▸ **RECORDS TO USE**
◆ ◆ ◆ ◆
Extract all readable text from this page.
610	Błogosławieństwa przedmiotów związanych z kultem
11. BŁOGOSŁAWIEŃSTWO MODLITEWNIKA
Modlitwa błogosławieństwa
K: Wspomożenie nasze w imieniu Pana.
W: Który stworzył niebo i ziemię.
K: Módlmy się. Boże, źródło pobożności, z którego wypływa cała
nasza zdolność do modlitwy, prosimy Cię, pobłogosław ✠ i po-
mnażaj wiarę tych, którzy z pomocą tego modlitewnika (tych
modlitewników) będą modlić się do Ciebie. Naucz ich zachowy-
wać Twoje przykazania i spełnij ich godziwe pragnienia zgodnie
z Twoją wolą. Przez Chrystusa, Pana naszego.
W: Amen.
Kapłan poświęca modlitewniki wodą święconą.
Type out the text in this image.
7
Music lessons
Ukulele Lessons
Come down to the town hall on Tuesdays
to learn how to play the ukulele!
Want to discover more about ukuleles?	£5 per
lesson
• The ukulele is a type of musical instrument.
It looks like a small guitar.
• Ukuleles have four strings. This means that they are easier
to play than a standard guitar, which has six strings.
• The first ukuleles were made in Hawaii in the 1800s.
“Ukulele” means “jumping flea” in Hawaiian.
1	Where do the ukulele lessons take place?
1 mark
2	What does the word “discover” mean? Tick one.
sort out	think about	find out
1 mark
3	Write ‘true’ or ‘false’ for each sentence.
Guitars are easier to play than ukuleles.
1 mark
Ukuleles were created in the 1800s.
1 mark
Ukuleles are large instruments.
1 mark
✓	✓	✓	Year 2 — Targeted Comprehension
◆ ◆ ◆ ◆
▸ **DIRECTIVE**
Copy the data above exactly. Every line must be included.

▸ **ANSWER TO THE PROBLEM**
Extract all readable text from this page.
610	Błogosławieństwa przedmiotów związanych z kultem
11. BŁOGOSŁAWIEŃSTWO MODLITEWNIKA
Modlitwa błogosławieństwa
K: Wspomożenie nasze w imieniu Pana.
W: Który stworzył niebo i ziemię.
K: Módlmy się. Boże, źródło pobożności, z którego wypływa cała
nasza zdolność do modlitwy, prosimy Cię, pobłogosław ✠ i po-
mnażaj wiarę tych, którzy z pomocą tego modlitewnika (tych
modlitewników) będą modlić się do Ciebie. Naucz ich zachowy-
wać Twoje przykazania i spełnij ich godziwe pragnienia zgodnie
z Twoją wolą. Przez Chrystusa, Pana naszego.
W: Amen.
Kapłan poświęca modlitewniki wodą święconą.
Type out the text in this image.
7
Music lessons
Ukulele Lessons
Come down to the town hall on Tuesdays
to learn how to play the ukulele!
Want to discover more about ukuleles?	£5 per
lesson
• The ukulele is a type of musical instrument.
It looks like a small guitar.
• Ukuleles have four strings. This means that they are easier
to play than a standard guitar, which has six strings.
• The first ukuleles were made in Hawaii in the 1800s.
“Ukulele” means “jumping flea” in Hawaiian.
1	Where do the ukulele lessons take place?
1 mark
2	What does the word “discover” mean? Tick one.
sort out	think about	find out
1 mark
3	Write ‘true’ or ‘false’ for each sentence.
Guitars are easier to play than ukuleles.
1 mark
Ukuleles were created in the 1800s.
1 mark
Ukuleles are large instruments.
1 mark
✓	✓	✓	Year 2 — Targeted Comprehension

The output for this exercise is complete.